— Problem to solve —
Repeat the material verbatim. Images are excluded from the copy.

Data excerpts:
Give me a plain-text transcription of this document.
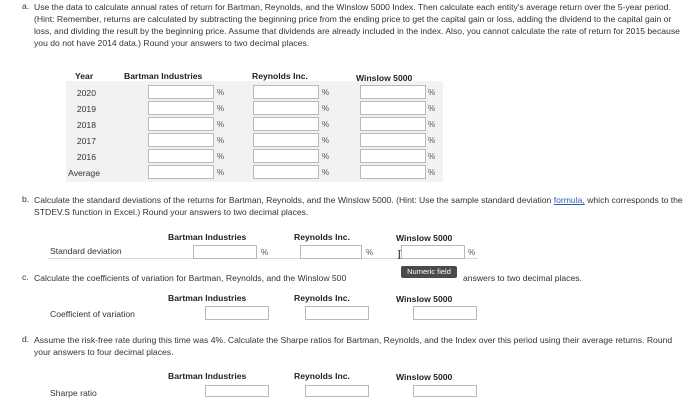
a. Use the data to calculate annual rates of return for Bartman, Reynolds, and the Winslow 5000 Index. Then calculate each entity's average return over the 5-year period. (Hint: Remember, returns are calculated by subtracting the beginning price from the ending price to get the capital gain or loss, adding the dividend to the capital gain or loss, and dividing the result by the beginning price. Assume that dividends are already included in the index. Also, you cannot calculate the rate of return for 2015 because you do not have 2014 data.) Round your answers to two decimal places.
Year	Bartman Industries	Reynolds Inc.	Winslow 5000
2020	%	%	%
2019	%	%	%
2018	%	%	%
2017	%	%	%
2016	%	%	%
Average	%	%	%
b. Calculate the standard deviations of the returns for Bartman, Reynolds, and the Winslow 5000. (Hint: Use the sample standard deviation formula, which corresponds to the STDEV.S function in Excel.) Round your answers to two decimal places.
Bartman Industries	Reynolds Inc.	Winslow 5000
Standard deviation	%	%	%
I
c. Calculate the coefficients of variation for Bartman, Reynolds, and the Winslow 500	answers to two decimal places.
Numeric field
Bartman Industries	Reynolds Inc.	Winslow 5000
Coefficient of variation
d. Assume the risk-free rate during this time was 4%. Calculate the Sharpe ratios for Bartman, Reynolds, and the Index over this period using their average returns. Round your answers to four decimal places.
Bartman Industries	Reynolds Inc.	Winslow 5000
Sharpe ratio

— Task output —
Give me a plain-text transcription of this document.
a. Use the data to calculate annual rates of return for Bartman, Reynolds, and the Winslow 5000 Index. Then calculate each entity's average return over the 5-year period. (Hint: Remember, returns are calculated by subtracting the beginning price from the ending price to get the capital gain or loss, adding the dividend to the capital gain or loss, and dividing the result by the beginning price. Assume that dividends are already included in the index. Also, you cannot calculate the rate of return for 2015 because you do not have 2014 data.) Round your answers to two decimal places.
Year	Bartman Industries	Reynolds Inc.	Winslow 5000
2020	%	%	%
2019	%	%	%
2018	%	%	%
2017	%	%	%
2016	%	%	%
Average	%	%	%
b. Calculate the standard deviations of the returns for Bartman, Reynolds, and the Winslow 5000. (Hint: Use the sample standard deviation formula, which corresponds to the STDEV.S function in Excel.) Round your answers to two decimal places.
Bartman Industries	Reynolds Inc.	Winslow 5000
Standard deviation	%	%	%
I
c. Calculate the coefficients of variation for Bartman, Reynolds, and the Winslow 500	answers to two decimal places.
Numeric field
Bartman Industries	Reynolds Inc.	Winslow 5000
Coefficient of variation
d. Assume the risk-free rate during this time was 4%. Calculate the Sharpe ratios for Bartman, Reynolds, and the Index over this period using their average returns. Round your answers to four decimal places.
Bartman Industries	Reynolds Inc.	Winslow 5000
Sharpe ratio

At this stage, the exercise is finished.